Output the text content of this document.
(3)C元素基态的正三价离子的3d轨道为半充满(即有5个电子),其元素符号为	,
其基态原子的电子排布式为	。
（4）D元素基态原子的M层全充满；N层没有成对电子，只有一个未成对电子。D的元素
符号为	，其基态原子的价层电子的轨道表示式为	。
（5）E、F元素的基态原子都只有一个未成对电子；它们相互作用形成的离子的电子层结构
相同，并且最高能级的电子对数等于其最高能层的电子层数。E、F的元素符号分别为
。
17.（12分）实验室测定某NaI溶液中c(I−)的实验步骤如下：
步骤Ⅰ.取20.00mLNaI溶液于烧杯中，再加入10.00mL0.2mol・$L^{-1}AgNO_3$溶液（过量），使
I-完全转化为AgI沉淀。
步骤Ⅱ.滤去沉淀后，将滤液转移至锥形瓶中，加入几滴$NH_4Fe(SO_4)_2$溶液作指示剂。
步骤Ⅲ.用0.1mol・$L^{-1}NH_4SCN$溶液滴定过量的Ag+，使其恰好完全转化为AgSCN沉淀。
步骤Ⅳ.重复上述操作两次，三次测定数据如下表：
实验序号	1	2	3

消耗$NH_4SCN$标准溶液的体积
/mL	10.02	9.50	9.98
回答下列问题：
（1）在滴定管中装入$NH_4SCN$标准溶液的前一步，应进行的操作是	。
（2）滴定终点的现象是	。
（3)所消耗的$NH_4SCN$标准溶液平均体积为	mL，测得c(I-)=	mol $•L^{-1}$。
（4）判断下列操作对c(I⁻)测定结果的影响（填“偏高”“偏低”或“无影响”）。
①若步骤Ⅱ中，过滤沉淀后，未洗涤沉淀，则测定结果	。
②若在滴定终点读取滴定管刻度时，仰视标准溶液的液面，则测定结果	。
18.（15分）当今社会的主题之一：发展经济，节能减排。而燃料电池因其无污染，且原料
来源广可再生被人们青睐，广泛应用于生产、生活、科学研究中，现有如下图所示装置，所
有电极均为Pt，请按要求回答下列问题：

● ● ● ●

— Aim of the task —
Please restate the records in full, word for word.

— Task result —
Output the text content of this document.
(3)C元素基态的正三价离子的3d轨道为半充满(即有5个电子),其元素符号为	,
其基态原子的电子排布式为	。
（4）D元素基态原子的M层全充满；N层没有成对电子，只有一个未成对电子。D的元素
符号为	，其基态原子的价层电子的轨道表示式为	。
（5）E、F元素的基态原子都只有一个未成对电子；它们相互作用形成的离子的电子层结构
相同，并且最高能级的电子对数等于其最高能层的电子层数。E、F的元素符号分别为
。
17.（12分）实验室测定某NaI溶液中c(I−)的实验步骤如下：
步骤Ⅰ.取20.00mLNaI溶液于烧杯中，再加入10.00mL0.2mol・$L^{-1}AgNO_3$溶液（过量），使
I-完全转化为AgI沉淀。
步骤Ⅱ.滤去沉淀后，将滤液转移至锥形瓶中，加入几滴$NH_4Fe(SO_4)_2$溶液作指示剂。
步骤Ⅲ.用0.1mol・$L^{-1}NH_4SCN$溶液滴定过量的Ag+，使其恰好完全转化为AgSCN沉淀。
步骤Ⅳ.重复上述操作两次，三次测定数据如下表：
实验序号	1	2	3

消耗$NH_4SCN$标准溶液的体积
/mL	10.02	9.50	9.98
回答下列问题：
（1）在滴定管中装入$NH_4SCN$标准溶液的前一步，应进行的操作是	。
（2）滴定终点的现象是	。
（3)所消耗的$NH_4SCN$标准溶液平均体积为	mL，测得c(I-)=	mol $•L^{-1}$。
（4）判断下列操作对c(I⁻)测定结果的影响（填“偏高”“偏低”或“无影响”）。
①若步骤Ⅱ中，过滤沉淀后，未洗涤沉淀，则测定结果	。
②若在滴定终点读取滴定管刻度时，仰视标准溶液的液面，则测定结果	。
18.（15分）当今社会的主题之一：发展经济，节能减排。而燃料电池因其无污染，且原料
来源广可再生被人们青睐，广泛应用于生产、生活、科学研究中，现有如下图所示装置，所
有电极均为Pt，请按要求回答下列问题：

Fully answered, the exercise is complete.